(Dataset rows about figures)
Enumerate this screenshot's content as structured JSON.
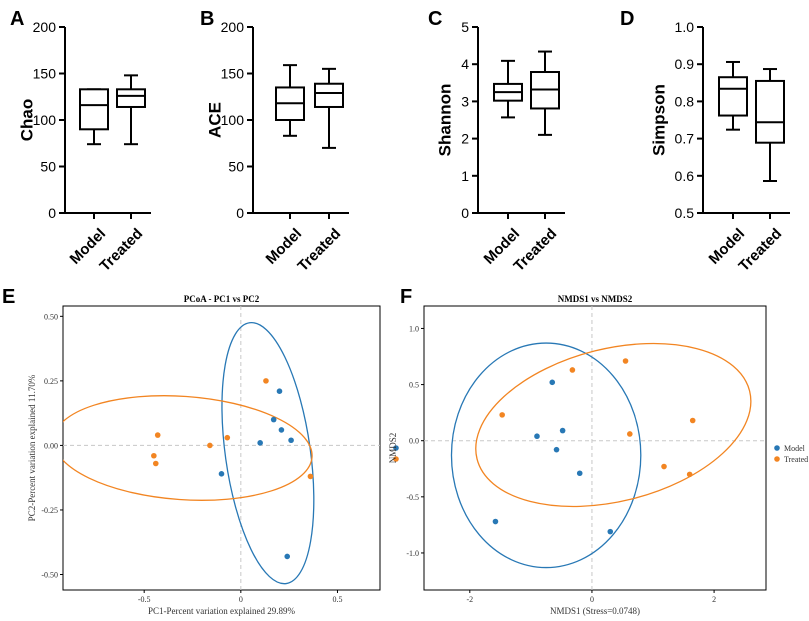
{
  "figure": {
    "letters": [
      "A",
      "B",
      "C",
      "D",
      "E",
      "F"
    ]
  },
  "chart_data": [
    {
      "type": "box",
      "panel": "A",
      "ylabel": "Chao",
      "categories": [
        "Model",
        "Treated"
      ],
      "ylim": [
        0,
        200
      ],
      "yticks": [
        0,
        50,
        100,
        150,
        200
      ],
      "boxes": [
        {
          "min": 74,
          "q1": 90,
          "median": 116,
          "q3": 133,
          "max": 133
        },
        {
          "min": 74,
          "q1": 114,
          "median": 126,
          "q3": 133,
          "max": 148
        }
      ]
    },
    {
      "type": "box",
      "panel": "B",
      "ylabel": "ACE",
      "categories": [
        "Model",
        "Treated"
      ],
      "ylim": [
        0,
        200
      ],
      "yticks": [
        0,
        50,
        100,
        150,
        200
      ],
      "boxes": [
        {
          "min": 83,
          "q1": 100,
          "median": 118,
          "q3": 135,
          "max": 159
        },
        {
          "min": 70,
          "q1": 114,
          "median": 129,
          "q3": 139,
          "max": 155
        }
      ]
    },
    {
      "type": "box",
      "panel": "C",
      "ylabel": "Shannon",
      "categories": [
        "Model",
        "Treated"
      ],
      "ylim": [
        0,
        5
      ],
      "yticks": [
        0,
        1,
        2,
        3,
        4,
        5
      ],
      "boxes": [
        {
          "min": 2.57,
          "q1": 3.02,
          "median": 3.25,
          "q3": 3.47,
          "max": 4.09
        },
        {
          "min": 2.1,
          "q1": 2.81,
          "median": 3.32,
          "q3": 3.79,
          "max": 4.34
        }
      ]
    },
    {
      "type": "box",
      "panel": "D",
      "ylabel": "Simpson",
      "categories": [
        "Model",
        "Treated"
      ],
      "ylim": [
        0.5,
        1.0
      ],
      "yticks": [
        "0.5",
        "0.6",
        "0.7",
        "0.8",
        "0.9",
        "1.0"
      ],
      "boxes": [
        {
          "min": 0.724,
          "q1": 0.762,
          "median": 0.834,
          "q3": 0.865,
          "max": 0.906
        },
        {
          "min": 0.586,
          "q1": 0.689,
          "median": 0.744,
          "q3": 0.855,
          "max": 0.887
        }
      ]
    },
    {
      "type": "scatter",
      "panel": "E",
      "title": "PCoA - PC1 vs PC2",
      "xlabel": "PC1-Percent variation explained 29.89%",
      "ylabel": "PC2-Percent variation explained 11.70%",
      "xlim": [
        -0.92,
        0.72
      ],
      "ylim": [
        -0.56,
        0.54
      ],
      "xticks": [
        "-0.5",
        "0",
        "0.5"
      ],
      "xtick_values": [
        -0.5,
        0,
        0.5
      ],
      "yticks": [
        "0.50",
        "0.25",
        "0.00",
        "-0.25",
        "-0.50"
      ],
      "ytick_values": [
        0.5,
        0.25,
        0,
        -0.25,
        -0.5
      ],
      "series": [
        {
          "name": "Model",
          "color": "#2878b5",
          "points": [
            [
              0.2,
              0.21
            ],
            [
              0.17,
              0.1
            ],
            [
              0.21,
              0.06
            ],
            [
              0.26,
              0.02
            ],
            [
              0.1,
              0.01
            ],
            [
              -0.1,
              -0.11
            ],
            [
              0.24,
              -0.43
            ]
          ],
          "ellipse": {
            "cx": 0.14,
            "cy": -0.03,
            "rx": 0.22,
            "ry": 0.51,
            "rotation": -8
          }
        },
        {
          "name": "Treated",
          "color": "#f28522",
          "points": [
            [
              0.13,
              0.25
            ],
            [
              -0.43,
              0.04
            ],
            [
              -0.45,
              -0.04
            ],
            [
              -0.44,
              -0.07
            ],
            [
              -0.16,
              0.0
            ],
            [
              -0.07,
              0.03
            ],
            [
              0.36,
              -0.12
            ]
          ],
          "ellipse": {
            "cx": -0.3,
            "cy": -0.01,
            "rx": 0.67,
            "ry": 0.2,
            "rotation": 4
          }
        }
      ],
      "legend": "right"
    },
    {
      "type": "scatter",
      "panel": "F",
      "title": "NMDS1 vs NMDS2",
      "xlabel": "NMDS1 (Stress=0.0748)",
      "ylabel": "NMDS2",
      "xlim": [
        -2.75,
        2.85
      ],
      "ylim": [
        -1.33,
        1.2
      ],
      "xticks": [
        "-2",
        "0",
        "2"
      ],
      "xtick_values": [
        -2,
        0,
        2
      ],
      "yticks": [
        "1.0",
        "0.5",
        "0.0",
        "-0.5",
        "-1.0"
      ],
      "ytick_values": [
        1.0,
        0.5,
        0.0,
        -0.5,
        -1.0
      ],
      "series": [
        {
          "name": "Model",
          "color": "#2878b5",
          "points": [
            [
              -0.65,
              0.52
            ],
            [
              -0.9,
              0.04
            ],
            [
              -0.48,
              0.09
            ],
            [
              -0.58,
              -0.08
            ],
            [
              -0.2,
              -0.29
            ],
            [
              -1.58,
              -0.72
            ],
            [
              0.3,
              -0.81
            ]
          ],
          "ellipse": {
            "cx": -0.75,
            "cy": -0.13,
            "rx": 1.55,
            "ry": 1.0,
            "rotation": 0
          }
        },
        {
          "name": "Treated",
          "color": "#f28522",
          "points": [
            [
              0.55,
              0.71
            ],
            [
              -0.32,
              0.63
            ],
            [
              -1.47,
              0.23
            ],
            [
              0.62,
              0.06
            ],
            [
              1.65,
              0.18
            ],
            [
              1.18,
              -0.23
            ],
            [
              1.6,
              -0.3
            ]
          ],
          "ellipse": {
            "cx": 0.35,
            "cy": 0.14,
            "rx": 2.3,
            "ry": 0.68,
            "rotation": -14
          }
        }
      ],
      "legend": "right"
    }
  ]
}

## Short exercise:
Using the records above, retype everything exactly except the pictures.

## Solution for this problem:
Enumerate this screenshot's content as structured JSON.
{
  "figure": {
    "letters": [
      "A",
      "B",
      "C",
      "D",
      "E",
      "F"
    ]
  },
  "chart_data": [
    {
      "type": "box",
      "panel": "A",
      "ylabel": "Chao",
      "categories": [
        "Model",
        "Treated"
      ],
      "ylim": [
        0,
        200
      ],
      "yticks": [
        0,
        50,
        100,
        150,
        200
      ],
      "boxes": [
        {
          "min": 74,
          "q1": 90,
          "median": 116,
          "q3": 133,
          "max": 133
        },
        {
          "min": 74,
          "q1": 114,
          "median": 126,
          "q3": 133,
          "max": 148
        }
      ]
    },
    {
      "type": "box",
      "panel": "B",
      "ylabel": "ACE",
      "categories": [
        "Model",
        "Treated"
      ],
      "ylim": [
        0,
        200
      ],
      "yticks": [
        0,
        50,
        100,
        150,
        200
      ],
      "boxes": [
        {
          "min": 83,
          "q1": 100,
          "median": 118,
          "q3": 135,
          "max": 159
        },
        {
          "min": 70,
          "q1": 114,
          "median": 129,
          "q3": 139,
          "max": 155
        }
      ]
    },
    {
      "type": "box",
      "panel": "C",
      "ylabel": "Shannon",
      "categories": [
        "Model",
        "Treated"
      ],
      "ylim": [
        0,
        5
      ],
      "yticks": [
        0,
        1,
        2,
        3,
        4,
        5
      ],
      "boxes": [
        {
          "min": 2.57,
          "q1": 3.02,
          "median": 3.25,
          "q3": 3.47,
          "max": 4.09
        },
        {
          "min": 2.1,
          "q1": 2.81,
          "median": 3.32,
          "q3": 3.79,
          "max": 4.34
        }
      ]
    },
    {
      "type": "box",
      "panel": "D",
      "ylabel": "Simpson",
      "categories": [
        "Model",
        "Treated"
      ],
      "ylim": [
        0.5,
        1.0
      ],
      "yticks": [
        "0.5",
        "0.6",
        "0.7",
        "0.8",
        "0.9",
        "1.0"
      ],
      "boxes": [
        {
          "min": 0.724,
          "q1": 0.762,
          "median": 0.834,
          "q3": 0.865,
          "max": 0.906
        },
        {
          "min": 0.586,
          "q1": 0.689,
          "median": 0.744,
          "q3": 0.855,
          "max": 0.887
        }
      ]
    },
    {
      "type": "scatter",
      "panel": "E",
      "title": "PCoA - PC1 vs PC2",
      "xlabel": "PC1-Percent variation explained 29.89%",
      "ylabel": "PC2-Percent variation explained 11.70%",
      "xlim": [
        -0.92,
        0.72
      ],
      "ylim": [
        -0.56,
        0.54
      ],
      "xticks": [
        "-0.5",
        "0",
        "0.5"
      ],
      "xtick_values": [
        -0.5,
        0,
        0.5
      ],
      "yticks": [
        "0.50",
        "0.25",
        "0.00",
        "-0.25",
        "-0.50"
      ],
      "ytick_values": [
        0.5,
        0.25,
        0,
        -0.25,
        -0.5
      ],
      "series": [
        {
          "name": "Model",
          "color": "#2878b5",
          "points": [
            [
              0.2,
              0.21
            ],
            [
              0.17,
              0.1
            ],
            [
              0.21,
              0.06
            ],
            [
              0.26,
              0.02
            ],
            [
              0.1,
              0.01
            ],
            [
              -0.1,
              -0.11
            ],
            [
              0.24,
              -0.43
            ]
          ],
          "ellipse": {
            "cx": 0.14,
            "cy": -0.03,
            "rx": 0.22,
            "ry": 0.51,
            "rotation": -8
          }
        },
        {
          "name": "Treated",
          "color": "#f28522",
          "points": [
            [
              0.13,
              0.25
            ],
            [
              -0.43,
              0.04
            ],
            [
              -0.45,
              -0.04
            ],
            [
              -0.44,
              -0.07
            ],
            [
              -0.16,
              0.0
            ],
            [
              -0.07,
              0.03
            ],
            [
              0.36,
              -0.12
            ]
          ],
          "ellipse": {
            "cx": -0.3,
            "cy": -0.01,
            "rx": 0.67,
            "ry": 0.2,
            "rotation": 4
          }
        }
      ],
      "legend": "right"
    },
    {
      "type": "scatter",
      "panel": "F",
      "title": "NMDS1 vs NMDS2",
      "xlabel": "NMDS1 (Stress=0.0748)",
      "ylabel": "NMDS2",
      "xlim": [
        -2.75,
        2.85
      ],
      "ylim": [
        -1.33,
        1.2
      ],
      "xticks": [
        "-2",
        "0",
        "2"
      ],
      "xtick_values": [
        -2,
        0,
        2
      ],
      "yticks": [
        "1.0",
        "0.5",
        "0.0",
        "-0.5",
        "-1.0"
      ],
      "ytick_values": [
        1.0,
        0.5,
        0.0,
        -0.5,
        -1.0
      ],
      "series": [
        {
          "name": "Model",
          "color": "#2878b5",
          "points": [
            [
              -0.65,
              0.52
            ],
            [
              -0.9,
              0.04
            ],
            [
              -0.48,
              0.09
            ],
            [
              -0.58,
              -0.08
            ],
            [
              -0.2,
              -0.29
            ],
            [
              -1.58,
              -0.72
            ],
            [
              0.3,
              -0.81
            ]
          ],
          "ellipse": {
            "cx": -0.75,
            "cy": -0.13,
            "rx": 1.55,
            "ry": 1.0,
            "rotation": 0
          }
        },
        {
          "name": "Treated",
          "color": "#f28522",
          "points": [
            [
              0.55,
              0.71
            ],
            [
              -0.32,
              0.63
            ],
            [
              -1.47,
              0.23
            ],
            [
              0.62,
              0.06
            ],
            [
              1.65,
              0.18
            ],
            [
              1.18,
              -0.23
            ],
            [
              1.6,
              -0.3
            ]
          ],
          "ellipse": {
            "cx": 0.35,
            "cy": 0.14,
            "rx": 2.3,
            "ry": 0.68,
            "rotation": -14
          }
        }
      ],
      "legend": "right"
    }
  ]
}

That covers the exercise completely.